*MATERIAL PROVIDED:*
****************************************
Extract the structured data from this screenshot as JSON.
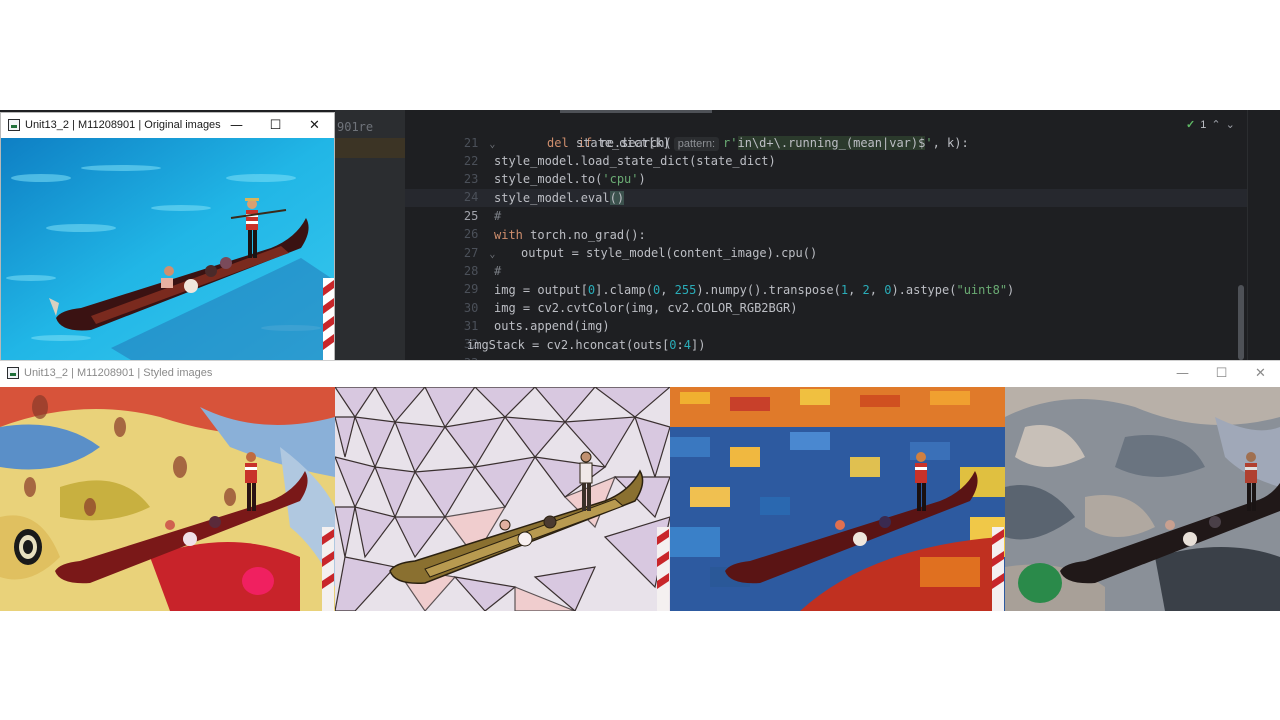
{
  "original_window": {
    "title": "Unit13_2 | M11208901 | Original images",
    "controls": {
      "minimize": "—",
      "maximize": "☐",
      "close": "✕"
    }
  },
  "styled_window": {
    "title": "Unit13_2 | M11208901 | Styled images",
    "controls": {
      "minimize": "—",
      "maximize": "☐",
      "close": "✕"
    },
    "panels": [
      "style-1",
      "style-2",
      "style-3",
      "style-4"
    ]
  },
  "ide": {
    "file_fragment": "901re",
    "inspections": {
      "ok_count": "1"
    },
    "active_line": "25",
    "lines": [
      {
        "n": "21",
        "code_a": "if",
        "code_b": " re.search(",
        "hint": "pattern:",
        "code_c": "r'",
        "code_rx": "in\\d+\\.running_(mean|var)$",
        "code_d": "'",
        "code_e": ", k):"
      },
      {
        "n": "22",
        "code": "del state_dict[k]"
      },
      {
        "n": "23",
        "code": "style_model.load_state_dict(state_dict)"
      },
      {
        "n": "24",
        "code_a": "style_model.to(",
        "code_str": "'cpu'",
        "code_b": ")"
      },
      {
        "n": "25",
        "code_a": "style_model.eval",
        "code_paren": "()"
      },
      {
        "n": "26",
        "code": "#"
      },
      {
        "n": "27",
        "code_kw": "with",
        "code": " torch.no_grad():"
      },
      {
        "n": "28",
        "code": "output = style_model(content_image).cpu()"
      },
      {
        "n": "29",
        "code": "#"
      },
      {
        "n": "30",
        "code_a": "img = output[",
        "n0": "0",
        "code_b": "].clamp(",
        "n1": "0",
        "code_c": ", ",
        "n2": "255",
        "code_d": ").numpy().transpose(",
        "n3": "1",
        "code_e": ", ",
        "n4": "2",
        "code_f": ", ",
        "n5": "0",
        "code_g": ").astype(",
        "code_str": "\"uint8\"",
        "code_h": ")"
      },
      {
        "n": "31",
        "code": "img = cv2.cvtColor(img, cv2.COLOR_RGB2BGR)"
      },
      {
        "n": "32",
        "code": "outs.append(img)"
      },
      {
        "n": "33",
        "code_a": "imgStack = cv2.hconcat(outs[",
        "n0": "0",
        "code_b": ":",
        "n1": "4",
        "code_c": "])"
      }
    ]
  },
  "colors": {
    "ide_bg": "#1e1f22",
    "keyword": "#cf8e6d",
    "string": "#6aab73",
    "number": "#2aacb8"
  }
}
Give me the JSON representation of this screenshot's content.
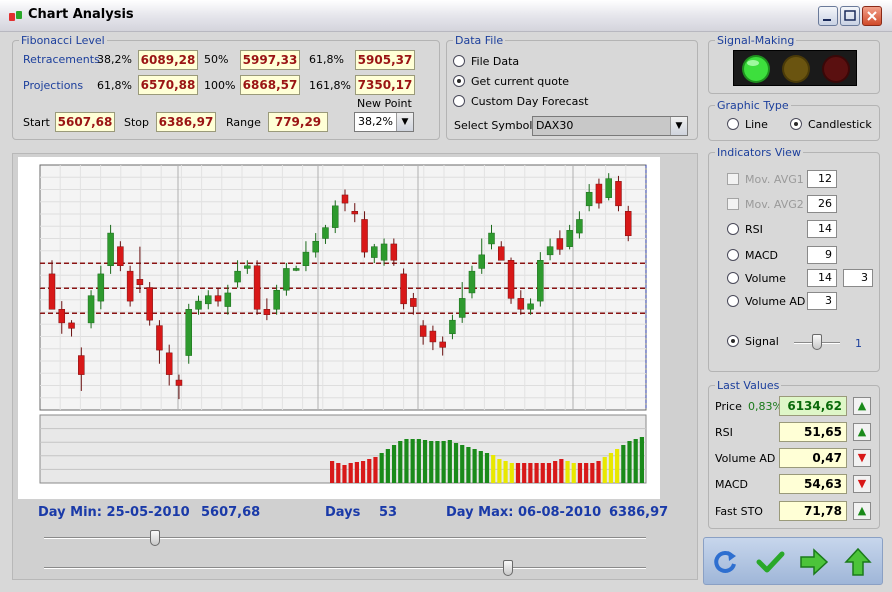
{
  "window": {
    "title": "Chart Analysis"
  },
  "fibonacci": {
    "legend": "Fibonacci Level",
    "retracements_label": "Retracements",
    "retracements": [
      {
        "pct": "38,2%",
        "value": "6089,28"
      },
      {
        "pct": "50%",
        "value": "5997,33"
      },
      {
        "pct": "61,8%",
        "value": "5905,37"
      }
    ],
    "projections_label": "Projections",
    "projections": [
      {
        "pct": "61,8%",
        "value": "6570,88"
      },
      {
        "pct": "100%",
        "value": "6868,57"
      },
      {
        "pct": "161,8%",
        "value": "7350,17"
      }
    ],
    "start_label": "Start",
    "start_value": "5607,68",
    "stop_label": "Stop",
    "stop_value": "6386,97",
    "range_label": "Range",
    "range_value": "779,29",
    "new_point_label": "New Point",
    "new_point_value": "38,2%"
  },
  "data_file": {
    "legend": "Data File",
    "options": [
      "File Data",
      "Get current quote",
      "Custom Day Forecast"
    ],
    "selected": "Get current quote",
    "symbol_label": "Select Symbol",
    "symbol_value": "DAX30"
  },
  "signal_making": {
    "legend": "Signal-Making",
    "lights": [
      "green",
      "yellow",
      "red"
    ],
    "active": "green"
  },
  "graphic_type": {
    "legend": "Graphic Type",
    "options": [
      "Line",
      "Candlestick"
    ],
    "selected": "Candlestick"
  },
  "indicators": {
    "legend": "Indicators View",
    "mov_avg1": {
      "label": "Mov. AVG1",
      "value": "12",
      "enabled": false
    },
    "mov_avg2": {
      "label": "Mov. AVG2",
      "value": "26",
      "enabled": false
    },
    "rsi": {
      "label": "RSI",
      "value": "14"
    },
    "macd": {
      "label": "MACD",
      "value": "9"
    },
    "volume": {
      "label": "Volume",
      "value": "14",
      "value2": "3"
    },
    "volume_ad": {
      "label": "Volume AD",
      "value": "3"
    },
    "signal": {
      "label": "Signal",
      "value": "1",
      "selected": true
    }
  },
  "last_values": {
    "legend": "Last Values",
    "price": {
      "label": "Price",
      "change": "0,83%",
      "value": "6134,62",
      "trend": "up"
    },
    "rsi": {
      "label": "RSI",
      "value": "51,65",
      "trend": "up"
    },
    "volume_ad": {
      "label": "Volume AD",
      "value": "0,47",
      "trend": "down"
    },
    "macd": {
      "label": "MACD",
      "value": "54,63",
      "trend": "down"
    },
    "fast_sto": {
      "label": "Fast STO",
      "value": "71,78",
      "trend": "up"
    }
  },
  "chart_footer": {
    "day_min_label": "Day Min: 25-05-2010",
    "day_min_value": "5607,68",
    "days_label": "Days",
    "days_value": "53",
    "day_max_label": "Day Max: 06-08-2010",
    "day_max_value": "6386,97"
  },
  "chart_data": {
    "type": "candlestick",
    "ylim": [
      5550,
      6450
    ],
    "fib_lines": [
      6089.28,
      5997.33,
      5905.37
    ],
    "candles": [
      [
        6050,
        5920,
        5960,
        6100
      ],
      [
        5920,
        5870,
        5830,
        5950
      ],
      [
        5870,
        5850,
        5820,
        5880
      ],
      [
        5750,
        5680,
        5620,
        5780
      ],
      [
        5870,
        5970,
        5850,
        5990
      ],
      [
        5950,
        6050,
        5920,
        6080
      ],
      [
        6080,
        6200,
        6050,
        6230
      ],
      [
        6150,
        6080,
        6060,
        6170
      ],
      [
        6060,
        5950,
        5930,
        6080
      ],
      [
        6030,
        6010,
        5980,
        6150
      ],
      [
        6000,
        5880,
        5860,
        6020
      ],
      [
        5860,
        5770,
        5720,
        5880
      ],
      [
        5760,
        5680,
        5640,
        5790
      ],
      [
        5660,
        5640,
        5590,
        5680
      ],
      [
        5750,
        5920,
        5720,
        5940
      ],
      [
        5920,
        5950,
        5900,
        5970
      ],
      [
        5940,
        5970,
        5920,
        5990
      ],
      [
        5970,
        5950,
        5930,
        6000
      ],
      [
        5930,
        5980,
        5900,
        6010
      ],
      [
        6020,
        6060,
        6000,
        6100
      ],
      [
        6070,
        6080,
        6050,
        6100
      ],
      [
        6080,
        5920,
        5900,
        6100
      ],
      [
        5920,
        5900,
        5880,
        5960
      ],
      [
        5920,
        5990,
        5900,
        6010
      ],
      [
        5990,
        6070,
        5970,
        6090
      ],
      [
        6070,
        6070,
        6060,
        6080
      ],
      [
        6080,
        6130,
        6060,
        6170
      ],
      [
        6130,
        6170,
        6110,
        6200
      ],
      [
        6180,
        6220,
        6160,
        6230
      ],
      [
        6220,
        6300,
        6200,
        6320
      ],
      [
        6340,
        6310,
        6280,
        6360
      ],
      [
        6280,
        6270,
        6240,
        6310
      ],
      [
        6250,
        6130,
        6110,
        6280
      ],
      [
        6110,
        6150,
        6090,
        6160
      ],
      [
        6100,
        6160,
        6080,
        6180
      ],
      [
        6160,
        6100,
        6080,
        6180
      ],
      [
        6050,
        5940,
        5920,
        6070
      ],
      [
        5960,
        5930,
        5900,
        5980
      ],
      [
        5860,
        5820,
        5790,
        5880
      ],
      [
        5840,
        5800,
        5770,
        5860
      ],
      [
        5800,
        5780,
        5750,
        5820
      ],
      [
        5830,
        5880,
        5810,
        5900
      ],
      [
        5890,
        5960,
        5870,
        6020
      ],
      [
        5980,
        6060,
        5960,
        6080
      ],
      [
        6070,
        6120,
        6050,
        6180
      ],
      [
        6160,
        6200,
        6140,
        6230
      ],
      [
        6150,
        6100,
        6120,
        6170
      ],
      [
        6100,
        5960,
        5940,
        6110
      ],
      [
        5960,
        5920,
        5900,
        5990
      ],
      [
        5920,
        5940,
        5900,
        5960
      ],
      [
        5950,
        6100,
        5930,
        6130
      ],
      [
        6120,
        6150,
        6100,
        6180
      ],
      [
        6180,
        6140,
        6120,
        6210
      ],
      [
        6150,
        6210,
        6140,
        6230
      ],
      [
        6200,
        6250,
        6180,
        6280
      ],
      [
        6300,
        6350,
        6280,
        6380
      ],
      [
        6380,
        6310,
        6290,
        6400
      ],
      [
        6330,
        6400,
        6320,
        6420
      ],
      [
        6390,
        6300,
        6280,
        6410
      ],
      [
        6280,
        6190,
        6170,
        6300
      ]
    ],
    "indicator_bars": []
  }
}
****************************************
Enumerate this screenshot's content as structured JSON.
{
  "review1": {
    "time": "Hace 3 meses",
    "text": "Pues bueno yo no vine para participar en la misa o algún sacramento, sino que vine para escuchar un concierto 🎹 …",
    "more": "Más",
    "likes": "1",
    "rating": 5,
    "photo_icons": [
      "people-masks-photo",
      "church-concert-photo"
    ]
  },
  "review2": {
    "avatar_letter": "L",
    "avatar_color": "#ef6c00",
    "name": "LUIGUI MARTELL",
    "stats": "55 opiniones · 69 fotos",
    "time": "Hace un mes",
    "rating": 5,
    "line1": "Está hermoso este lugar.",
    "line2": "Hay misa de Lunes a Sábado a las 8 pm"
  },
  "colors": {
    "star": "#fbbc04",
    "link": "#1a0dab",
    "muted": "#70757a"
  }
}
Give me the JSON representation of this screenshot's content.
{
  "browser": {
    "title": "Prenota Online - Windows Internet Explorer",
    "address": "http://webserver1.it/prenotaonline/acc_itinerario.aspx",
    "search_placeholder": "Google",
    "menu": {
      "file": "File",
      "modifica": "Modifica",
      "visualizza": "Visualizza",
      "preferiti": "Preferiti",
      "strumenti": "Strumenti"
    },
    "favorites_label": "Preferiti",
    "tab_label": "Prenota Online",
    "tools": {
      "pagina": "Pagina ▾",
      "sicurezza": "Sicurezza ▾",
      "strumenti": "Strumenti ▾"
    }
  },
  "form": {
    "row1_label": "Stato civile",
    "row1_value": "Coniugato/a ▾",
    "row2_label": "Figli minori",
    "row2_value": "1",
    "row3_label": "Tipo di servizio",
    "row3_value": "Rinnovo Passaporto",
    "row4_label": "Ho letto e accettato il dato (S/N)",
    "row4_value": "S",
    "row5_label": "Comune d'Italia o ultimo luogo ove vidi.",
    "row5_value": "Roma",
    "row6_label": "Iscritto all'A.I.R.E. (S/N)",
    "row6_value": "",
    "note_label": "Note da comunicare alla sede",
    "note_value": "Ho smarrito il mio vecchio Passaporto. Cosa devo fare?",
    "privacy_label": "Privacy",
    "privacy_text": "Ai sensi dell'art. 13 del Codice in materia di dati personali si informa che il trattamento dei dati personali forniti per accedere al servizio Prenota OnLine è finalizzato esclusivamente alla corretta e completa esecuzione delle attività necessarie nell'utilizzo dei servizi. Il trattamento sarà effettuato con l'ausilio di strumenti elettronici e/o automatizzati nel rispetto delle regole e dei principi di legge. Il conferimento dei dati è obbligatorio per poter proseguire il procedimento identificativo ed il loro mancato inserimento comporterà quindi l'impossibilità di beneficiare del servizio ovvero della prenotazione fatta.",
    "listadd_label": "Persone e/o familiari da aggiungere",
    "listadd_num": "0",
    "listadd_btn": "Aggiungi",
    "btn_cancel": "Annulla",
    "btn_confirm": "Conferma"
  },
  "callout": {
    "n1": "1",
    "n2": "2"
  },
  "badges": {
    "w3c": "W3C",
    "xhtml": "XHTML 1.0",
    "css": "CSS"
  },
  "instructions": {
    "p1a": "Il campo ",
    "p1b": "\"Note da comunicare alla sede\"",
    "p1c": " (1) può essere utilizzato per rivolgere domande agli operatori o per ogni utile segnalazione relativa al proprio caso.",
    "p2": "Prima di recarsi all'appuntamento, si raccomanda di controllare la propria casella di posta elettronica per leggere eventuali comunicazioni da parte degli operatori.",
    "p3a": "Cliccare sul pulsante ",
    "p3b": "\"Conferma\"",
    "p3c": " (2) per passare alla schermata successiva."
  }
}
****************************************
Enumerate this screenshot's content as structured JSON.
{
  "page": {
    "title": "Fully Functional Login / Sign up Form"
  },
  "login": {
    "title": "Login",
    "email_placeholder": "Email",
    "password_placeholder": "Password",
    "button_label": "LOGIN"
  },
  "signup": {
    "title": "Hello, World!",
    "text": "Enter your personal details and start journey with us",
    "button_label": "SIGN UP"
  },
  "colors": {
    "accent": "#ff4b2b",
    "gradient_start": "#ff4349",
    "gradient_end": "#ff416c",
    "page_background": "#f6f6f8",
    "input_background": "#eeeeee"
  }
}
****************************************
*DIRECTIONS:* Every line holding "Preferiti" should be copied out.

*WRITTEN RESPONSE:*
      "preferiti": "Preferiti",
    "favorites_label": "Preferiti",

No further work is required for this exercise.